**PROBLEM DESCRIPTION**
Pull out every line with the word "mean" from the entries below.

[Some records]
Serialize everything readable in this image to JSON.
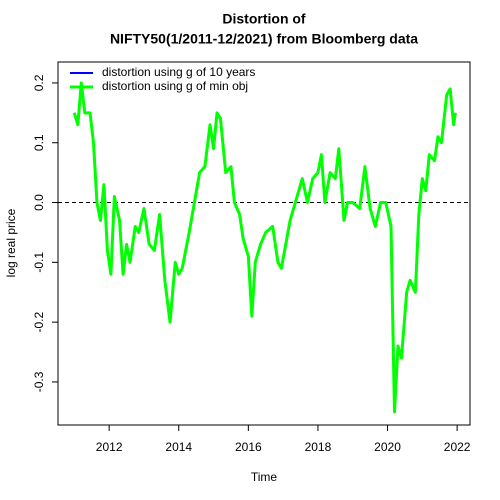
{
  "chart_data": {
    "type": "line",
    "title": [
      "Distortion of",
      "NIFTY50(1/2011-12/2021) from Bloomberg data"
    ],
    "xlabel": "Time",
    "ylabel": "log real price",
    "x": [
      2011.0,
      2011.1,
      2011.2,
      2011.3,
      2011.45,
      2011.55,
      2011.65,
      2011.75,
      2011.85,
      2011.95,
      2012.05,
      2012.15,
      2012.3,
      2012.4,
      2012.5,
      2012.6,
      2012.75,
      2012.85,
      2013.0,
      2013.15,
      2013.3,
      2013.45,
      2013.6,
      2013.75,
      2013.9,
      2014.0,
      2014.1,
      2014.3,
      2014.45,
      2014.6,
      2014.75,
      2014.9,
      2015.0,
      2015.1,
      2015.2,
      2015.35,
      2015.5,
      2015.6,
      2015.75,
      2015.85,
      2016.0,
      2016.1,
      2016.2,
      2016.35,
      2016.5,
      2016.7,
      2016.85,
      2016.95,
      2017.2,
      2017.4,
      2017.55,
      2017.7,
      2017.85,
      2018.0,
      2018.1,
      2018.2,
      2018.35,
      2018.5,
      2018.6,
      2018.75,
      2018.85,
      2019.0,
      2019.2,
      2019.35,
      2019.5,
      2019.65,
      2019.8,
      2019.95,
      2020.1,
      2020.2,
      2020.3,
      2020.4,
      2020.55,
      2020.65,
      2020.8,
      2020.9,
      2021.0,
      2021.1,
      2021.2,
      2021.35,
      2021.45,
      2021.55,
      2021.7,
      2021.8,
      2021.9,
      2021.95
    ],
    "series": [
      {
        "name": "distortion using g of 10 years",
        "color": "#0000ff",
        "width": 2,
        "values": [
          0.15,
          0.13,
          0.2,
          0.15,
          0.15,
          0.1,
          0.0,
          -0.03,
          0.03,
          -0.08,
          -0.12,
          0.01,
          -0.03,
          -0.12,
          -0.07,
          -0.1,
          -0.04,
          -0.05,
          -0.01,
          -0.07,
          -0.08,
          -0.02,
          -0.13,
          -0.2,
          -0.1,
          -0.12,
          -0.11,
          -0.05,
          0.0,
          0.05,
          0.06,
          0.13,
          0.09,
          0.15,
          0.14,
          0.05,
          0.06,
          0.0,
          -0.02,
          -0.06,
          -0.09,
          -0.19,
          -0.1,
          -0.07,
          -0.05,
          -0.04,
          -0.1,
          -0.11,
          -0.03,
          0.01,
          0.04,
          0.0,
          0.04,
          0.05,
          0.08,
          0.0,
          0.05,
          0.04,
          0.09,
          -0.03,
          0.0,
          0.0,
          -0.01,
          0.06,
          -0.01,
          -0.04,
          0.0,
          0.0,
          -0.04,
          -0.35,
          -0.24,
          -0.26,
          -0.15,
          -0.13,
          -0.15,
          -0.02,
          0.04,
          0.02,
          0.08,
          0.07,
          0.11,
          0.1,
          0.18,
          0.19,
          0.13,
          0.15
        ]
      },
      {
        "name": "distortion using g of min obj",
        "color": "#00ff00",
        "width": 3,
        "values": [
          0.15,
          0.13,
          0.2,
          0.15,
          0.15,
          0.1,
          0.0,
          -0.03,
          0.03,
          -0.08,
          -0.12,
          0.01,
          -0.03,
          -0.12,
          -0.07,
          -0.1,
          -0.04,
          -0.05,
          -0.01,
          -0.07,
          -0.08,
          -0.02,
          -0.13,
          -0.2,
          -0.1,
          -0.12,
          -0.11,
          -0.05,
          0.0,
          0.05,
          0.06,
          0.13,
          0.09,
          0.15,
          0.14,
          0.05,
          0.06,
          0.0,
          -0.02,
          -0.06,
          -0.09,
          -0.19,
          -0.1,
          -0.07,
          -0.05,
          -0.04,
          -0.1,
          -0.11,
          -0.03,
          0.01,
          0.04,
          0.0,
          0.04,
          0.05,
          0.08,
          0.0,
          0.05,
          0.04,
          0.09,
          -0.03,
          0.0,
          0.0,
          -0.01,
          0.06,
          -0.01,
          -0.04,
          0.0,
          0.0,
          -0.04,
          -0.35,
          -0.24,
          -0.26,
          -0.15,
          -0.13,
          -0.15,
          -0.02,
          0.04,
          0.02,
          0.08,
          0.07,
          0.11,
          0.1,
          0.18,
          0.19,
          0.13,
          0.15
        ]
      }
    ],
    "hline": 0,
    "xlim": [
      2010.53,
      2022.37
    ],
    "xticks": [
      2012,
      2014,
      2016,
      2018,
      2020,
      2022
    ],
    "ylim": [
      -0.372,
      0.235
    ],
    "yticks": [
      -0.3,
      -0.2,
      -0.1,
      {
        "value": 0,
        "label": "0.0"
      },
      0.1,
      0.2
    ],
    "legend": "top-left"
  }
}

==

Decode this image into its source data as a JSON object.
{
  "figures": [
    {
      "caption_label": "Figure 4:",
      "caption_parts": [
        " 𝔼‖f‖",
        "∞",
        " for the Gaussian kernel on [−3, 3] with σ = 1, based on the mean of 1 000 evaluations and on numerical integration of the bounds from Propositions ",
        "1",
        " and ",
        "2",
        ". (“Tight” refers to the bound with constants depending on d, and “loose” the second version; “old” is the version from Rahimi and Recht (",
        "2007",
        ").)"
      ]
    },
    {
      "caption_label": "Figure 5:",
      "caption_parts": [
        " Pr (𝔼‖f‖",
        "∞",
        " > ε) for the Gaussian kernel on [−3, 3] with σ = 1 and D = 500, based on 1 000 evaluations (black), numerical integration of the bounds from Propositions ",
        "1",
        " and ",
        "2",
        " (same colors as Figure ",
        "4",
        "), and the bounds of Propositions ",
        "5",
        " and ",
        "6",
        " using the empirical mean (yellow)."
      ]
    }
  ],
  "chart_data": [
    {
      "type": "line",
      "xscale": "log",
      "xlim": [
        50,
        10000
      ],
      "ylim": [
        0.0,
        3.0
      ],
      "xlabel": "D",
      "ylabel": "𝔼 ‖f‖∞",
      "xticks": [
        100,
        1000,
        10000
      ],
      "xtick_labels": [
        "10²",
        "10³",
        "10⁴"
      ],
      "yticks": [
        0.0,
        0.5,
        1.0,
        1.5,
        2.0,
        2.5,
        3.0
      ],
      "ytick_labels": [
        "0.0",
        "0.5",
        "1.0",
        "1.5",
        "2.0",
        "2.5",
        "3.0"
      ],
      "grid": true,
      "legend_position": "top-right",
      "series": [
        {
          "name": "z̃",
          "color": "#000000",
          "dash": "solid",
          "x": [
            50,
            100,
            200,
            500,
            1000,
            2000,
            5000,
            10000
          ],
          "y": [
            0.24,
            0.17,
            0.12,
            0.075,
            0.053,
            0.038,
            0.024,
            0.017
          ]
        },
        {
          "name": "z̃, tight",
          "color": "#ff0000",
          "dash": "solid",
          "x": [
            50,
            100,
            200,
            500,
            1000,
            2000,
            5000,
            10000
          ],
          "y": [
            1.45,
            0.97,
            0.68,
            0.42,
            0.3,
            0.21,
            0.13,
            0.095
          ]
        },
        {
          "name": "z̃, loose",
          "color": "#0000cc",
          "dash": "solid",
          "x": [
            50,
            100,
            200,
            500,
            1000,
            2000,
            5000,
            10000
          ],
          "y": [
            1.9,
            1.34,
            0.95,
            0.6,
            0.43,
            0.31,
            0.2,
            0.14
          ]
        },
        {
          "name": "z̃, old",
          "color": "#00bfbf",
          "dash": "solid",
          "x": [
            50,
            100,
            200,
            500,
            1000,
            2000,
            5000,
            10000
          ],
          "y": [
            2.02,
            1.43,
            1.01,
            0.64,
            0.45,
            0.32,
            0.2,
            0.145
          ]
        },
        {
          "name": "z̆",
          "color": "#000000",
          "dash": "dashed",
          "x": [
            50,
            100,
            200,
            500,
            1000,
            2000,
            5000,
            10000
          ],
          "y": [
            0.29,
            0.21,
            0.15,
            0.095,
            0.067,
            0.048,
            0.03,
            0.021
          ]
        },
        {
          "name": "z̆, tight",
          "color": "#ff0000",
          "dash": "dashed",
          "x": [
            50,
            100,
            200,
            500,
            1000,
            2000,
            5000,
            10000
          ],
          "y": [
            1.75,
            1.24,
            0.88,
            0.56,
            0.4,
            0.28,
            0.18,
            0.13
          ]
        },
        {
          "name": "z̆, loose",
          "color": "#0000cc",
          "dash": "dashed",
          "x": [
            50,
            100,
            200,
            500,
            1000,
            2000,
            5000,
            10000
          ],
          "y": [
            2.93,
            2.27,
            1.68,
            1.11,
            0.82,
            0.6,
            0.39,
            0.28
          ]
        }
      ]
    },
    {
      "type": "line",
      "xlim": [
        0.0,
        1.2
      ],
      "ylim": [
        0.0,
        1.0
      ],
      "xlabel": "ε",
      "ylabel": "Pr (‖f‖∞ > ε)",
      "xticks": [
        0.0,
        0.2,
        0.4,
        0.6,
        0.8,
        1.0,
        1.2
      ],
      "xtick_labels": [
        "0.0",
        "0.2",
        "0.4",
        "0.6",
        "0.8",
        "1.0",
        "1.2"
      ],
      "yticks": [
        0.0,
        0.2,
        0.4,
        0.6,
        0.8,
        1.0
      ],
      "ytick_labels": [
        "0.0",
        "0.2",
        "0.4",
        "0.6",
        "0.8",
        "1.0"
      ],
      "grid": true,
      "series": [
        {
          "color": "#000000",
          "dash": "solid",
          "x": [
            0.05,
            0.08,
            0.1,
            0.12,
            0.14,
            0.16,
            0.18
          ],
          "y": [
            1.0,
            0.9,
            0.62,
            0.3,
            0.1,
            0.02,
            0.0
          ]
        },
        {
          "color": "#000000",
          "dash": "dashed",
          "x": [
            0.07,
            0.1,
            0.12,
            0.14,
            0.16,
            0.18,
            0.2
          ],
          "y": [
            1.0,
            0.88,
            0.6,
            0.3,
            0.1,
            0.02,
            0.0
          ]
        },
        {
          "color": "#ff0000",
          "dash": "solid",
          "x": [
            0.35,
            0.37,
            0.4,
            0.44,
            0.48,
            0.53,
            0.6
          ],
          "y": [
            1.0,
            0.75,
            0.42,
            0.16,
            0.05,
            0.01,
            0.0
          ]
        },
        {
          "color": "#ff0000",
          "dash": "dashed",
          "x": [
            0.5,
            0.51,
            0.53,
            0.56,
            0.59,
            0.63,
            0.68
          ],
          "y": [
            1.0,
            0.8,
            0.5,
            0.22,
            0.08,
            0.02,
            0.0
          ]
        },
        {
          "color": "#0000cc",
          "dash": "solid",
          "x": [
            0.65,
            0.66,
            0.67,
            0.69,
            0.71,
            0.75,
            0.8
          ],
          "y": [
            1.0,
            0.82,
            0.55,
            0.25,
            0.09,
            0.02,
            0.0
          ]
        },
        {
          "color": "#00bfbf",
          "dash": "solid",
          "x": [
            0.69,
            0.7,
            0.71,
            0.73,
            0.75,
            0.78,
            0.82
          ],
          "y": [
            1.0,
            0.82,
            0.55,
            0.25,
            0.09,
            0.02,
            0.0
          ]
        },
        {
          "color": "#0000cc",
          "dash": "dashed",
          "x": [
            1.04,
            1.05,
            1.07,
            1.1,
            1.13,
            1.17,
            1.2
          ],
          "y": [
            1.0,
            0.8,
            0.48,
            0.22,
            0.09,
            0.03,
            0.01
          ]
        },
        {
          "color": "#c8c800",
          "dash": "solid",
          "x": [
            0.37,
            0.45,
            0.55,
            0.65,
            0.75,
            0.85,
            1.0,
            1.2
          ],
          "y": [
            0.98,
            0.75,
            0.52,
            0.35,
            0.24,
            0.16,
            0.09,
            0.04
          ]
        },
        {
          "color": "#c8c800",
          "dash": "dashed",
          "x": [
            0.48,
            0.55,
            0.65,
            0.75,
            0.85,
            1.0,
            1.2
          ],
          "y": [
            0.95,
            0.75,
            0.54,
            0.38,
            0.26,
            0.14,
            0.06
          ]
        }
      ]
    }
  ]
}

==

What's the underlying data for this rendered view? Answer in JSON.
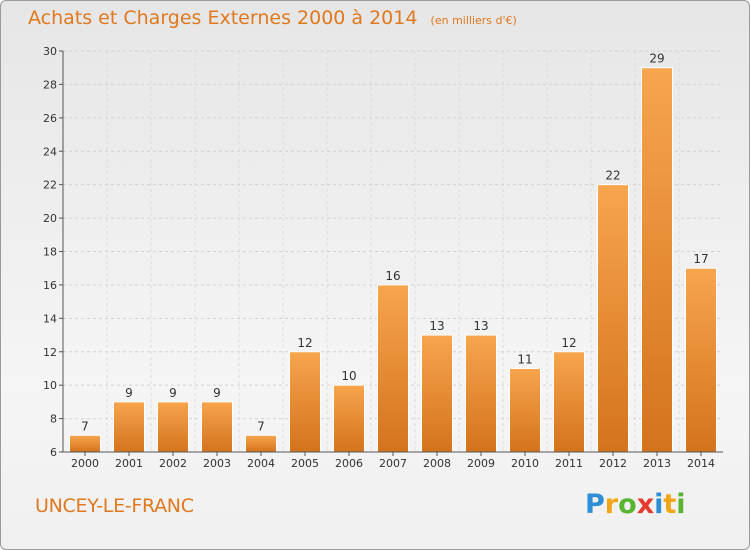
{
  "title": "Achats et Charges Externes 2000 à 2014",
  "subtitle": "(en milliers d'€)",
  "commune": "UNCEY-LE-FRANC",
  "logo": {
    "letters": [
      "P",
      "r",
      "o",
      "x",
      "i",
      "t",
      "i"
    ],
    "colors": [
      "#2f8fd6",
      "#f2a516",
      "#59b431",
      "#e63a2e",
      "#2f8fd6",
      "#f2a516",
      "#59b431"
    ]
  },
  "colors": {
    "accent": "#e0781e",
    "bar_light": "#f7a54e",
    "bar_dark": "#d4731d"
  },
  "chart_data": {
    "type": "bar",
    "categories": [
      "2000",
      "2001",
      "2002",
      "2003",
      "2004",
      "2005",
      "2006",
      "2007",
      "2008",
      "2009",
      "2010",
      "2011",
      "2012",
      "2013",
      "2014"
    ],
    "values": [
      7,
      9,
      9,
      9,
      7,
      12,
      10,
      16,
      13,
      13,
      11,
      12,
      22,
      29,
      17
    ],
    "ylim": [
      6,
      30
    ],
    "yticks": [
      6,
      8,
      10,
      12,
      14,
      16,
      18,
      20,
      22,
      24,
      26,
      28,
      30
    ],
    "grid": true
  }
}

**RESPONSE TO THIS EXERCISE**
        " for the Gaussian kernel on [−3, 3] with σ = 1, based on the mean of 1 000 evaluations and on numerical integration of the bounds from Propositions ",
        " using the empirical mean (yellow)."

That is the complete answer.